From the entries below, pick out each line that contains the string "circuit" and copy it in full.

— START Input rows —

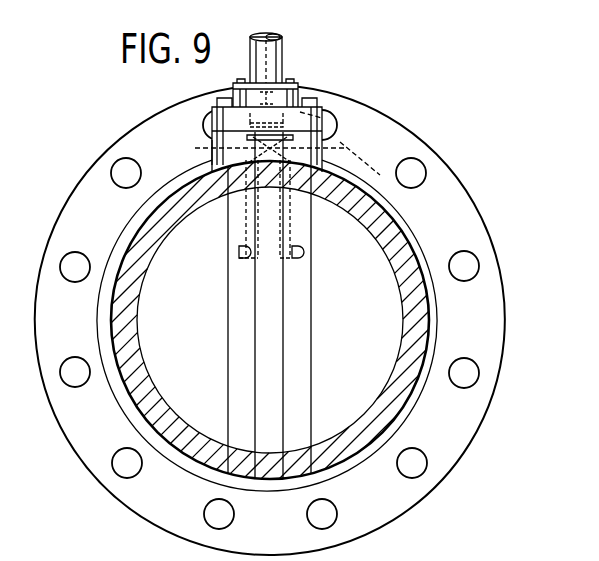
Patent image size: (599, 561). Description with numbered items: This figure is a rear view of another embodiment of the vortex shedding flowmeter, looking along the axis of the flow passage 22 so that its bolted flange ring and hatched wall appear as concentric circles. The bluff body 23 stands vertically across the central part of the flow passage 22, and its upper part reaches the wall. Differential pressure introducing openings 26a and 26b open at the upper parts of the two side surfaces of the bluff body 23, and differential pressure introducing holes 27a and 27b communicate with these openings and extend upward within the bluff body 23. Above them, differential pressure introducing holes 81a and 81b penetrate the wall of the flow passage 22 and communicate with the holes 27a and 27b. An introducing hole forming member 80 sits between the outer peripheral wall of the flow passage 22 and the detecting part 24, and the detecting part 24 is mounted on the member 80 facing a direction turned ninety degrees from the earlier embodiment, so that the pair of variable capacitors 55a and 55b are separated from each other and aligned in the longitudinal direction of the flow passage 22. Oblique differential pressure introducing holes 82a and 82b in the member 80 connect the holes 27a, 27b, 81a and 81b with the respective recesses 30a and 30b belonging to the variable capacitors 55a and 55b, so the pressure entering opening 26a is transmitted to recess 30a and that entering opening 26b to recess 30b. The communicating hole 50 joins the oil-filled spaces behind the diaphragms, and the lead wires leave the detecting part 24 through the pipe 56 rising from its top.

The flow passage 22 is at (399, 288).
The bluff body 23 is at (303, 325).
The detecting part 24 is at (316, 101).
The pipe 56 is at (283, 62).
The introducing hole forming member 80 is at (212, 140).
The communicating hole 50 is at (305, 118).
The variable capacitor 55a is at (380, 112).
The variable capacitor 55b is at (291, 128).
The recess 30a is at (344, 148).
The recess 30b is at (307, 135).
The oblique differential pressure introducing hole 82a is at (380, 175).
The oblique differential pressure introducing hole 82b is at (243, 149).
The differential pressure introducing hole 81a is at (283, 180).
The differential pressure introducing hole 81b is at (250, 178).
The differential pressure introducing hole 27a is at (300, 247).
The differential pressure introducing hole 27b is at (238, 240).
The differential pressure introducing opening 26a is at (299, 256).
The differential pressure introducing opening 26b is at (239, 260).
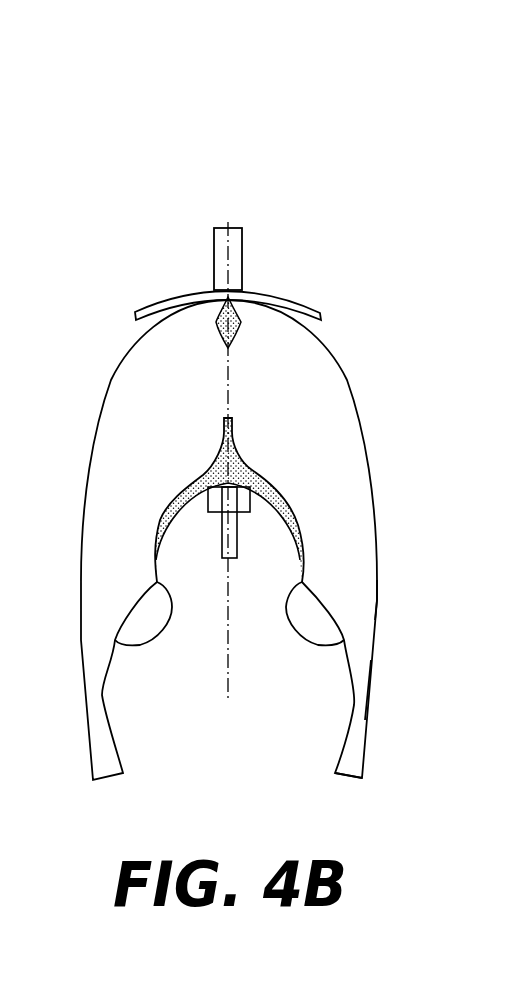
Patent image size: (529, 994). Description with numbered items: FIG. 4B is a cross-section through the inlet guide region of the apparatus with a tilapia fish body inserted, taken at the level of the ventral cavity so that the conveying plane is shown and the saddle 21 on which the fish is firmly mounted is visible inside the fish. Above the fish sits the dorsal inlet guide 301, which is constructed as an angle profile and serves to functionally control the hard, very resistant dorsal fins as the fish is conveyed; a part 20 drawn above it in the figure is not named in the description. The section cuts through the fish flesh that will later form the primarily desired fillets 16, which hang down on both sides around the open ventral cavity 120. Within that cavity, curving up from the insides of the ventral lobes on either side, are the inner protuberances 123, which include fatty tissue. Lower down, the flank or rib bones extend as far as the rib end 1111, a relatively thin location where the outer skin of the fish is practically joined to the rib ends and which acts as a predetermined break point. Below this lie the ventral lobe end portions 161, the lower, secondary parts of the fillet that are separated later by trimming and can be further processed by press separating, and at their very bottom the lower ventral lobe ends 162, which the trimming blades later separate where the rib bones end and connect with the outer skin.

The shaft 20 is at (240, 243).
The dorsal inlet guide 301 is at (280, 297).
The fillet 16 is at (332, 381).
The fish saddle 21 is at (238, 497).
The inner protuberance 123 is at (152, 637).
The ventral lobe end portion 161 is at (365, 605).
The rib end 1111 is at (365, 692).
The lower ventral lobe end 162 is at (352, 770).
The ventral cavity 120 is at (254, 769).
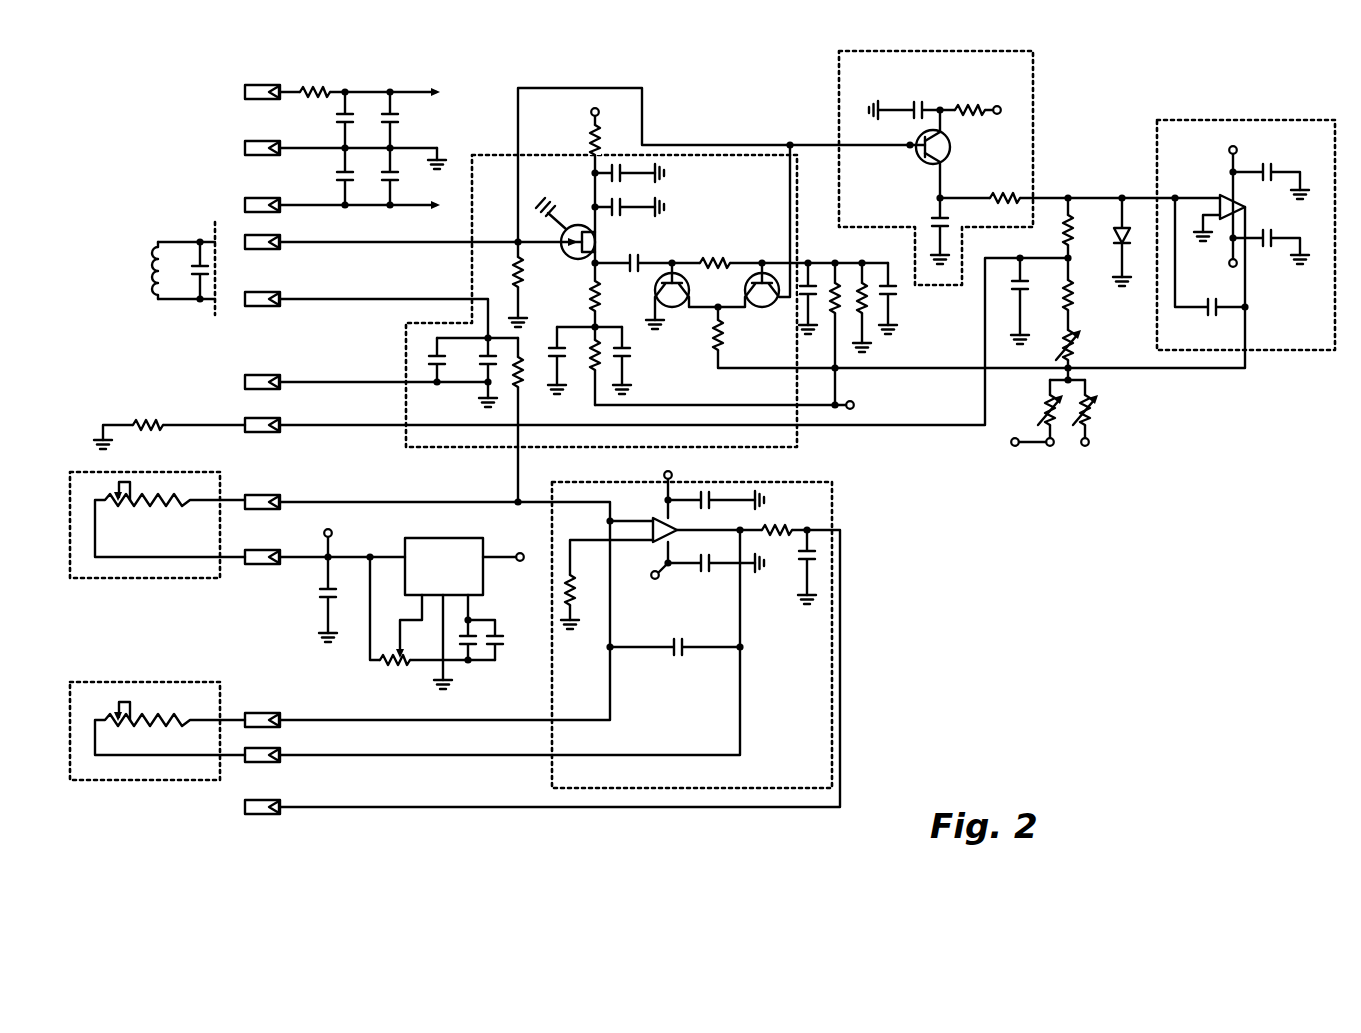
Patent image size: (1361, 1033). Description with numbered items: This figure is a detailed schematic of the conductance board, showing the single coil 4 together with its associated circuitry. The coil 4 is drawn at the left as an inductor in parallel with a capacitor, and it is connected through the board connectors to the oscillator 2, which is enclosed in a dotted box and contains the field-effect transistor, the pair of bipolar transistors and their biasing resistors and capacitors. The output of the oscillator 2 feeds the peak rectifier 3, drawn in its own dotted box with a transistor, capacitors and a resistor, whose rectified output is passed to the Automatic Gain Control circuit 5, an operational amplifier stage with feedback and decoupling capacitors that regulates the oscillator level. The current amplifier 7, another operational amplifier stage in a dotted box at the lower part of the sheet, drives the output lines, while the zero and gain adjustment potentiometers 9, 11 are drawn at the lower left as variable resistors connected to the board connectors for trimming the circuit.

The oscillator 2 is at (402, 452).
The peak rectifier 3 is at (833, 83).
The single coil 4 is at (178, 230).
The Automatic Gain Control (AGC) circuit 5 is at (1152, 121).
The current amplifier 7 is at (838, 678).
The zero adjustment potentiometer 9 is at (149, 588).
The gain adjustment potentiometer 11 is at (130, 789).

— END Input rows —

● Correct result
Patent image size: (1361, 1033). Description with numbered items: This figure is a detailed schematic of the conductance board, showing the single coil 4 together with its associated circuitry. The coil 4 is drawn at the left as an inductor in parallel with a capacitor, and it is connected through the board connectors to the oscillator 2, which is enclosed in a dotted box and contains the field-effect transistor, the pair of bipolar transistors and their biasing resistors and capacitors. The output of the oscillator 2 feeds the peak rectifier 3, drawn in its own dotted box with a transistor, capacitors and a resistor, whose rectified output is passed to the Automatic Gain Control circuit 5, an operational amplifier stage with feedback and decoupling capacitors that regulates the oscillator level. The current amplifier 7, another operational amplifier stage in a dotted box at the lower part of the sheet, drives the output lines, while the zero and gain adjustment potentiometers 9, 11 are drawn at the lower left as variable resistors connected to the board connectors for trimming the circuit.
The Automatic Gain Control (AGC) circuit 5 is at (1152, 121).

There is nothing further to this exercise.